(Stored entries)
******************************

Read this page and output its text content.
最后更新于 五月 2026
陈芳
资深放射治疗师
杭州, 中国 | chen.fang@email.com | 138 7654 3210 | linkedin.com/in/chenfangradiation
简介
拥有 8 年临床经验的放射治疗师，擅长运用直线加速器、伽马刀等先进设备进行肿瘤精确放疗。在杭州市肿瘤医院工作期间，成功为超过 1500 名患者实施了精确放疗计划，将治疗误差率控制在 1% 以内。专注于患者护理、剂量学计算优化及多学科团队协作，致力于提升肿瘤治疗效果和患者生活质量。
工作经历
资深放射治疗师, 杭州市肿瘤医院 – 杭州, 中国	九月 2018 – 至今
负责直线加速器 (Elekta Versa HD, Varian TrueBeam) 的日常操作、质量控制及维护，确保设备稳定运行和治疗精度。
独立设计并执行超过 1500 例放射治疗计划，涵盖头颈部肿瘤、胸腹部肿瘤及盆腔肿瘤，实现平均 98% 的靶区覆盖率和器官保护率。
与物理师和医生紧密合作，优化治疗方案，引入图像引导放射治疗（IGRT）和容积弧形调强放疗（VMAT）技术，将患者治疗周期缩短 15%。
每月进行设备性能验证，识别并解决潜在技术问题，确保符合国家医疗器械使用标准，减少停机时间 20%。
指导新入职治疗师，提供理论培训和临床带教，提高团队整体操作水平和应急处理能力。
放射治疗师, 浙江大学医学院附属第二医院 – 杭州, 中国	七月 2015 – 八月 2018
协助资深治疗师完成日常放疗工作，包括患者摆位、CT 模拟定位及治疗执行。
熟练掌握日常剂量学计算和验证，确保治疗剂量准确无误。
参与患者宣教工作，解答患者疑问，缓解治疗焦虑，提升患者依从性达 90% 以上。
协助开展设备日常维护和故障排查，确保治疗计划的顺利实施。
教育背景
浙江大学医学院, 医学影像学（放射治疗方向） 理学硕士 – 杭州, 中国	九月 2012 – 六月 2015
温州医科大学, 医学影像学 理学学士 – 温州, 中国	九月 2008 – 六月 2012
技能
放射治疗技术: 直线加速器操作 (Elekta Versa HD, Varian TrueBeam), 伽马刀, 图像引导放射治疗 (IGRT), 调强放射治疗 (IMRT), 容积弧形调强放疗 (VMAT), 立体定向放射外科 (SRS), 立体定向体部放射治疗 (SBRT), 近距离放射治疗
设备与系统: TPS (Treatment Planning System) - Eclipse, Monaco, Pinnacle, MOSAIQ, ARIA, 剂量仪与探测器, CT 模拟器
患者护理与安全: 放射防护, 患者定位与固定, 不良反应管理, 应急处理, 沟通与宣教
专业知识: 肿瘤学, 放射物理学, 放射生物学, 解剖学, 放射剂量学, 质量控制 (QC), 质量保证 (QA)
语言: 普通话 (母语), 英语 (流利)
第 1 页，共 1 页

******************************

**PROBLEM DESCRIPTION:** Extract the full listing above without alteration.

**WRITTEN RESPONSE:**
Read this page and output its text content.
最后更新于 五月 2026
陈芳
资深放射治疗师
杭州, 中国 | chen.fang@email.com | 138 7654 3210 | linkedin.com/in/chenfangradiation
简介
拥有 8 年临床经验的放射治疗师，擅长运用直线加速器、伽马刀等先进设备进行肿瘤精确放疗。在杭州市肿瘤医院工作期间，成功为超过 1500 名患者实施了精确放疗计划，将治疗误差率控制在 1% 以内。专注于患者护理、剂量学计算优化及多学科团队协作，致力于提升肿瘤治疗效果和患者生活质量。
工作经历
资深放射治疗师, 杭州市肿瘤医院 – 杭州, 中国	九月 2018 – 至今
负责直线加速器 (Elekta Versa HD, Varian TrueBeam) 的日常操作、质量控制及维护，确保设备稳定运行和治疗精度。
独立设计并执行超过 1500 例放射治疗计划，涵盖头颈部肿瘤、胸腹部肿瘤及盆腔肿瘤，实现平均 98% 的靶区覆盖率和器官保护率。
与物理师和医生紧密合作，优化治疗方案，引入图像引导放射治疗（IGRT）和容积弧形调强放疗（VMAT）技术，将患者治疗周期缩短 15%。
每月进行设备性能验证，识别并解决潜在技术问题，确保符合国家医疗器械使用标准，减少停机时间 20%。
指导新入职治疗师，提供理论培训和临床带教，提高团队整体操作水平和应急处理能力。
放射治疗师, 浙江大学医学院附属第二医院 – 杭州, 中国	七月 2015 – 八月 2018
协助资深治疗师完成日常放疗工作，包括患者摆位、CT 模拟定位及治疗执行。
熟练掌握日常剂量学计算和验证，确保治疗剂量准确无误。
参与患者宣教工作，解答患者疑问，缓解治疗焦虑，提升患者依从性达 90% 以上。
协助开展设备日常维护和故障排查，确保治疗计划的顺利实施。
教育背景
浙江大学医学院, 医学影像学（放射治疗方向） 理学硕士 – 杭州, 中国	九月 2012 – 六月 2015
温州医科大学, 医学影像学 理学学士 – 温州, 中国	九月 2008 – 六月 2012
技能
放射治疗技术: 直线加速器操作 (Elekta Versa HD, Varian TrueBeam), 伽马刀, 图像引导放射治疗 (IGRT), 调强放射治疗 (IMRT), 容积弧形调强放疗 (VMAT), 立体定向放射外科 (SRS), 立体定向体部放射治疗 (SBRT), 近距离放射治疗
设备与系统: TPS (Treatment Planning System) - Eclipse, Monaco, Pinnacle, MOSAIQ, ARIA, 剂量仪与探测器, CT 模拟器
患者护理与安全: 放射防护, 患者定位与固定, 不良反应管理, 应急处理, 沟通与宣教
专业知识: 肿瘤学, 放射物理学, 放射生物学, 解剖学, 放射剂量学, 质量控制 (QC), 质量保证 (QA)
语言: 普通话 (母语), 英语 (流利)
第 1 页，共 1 页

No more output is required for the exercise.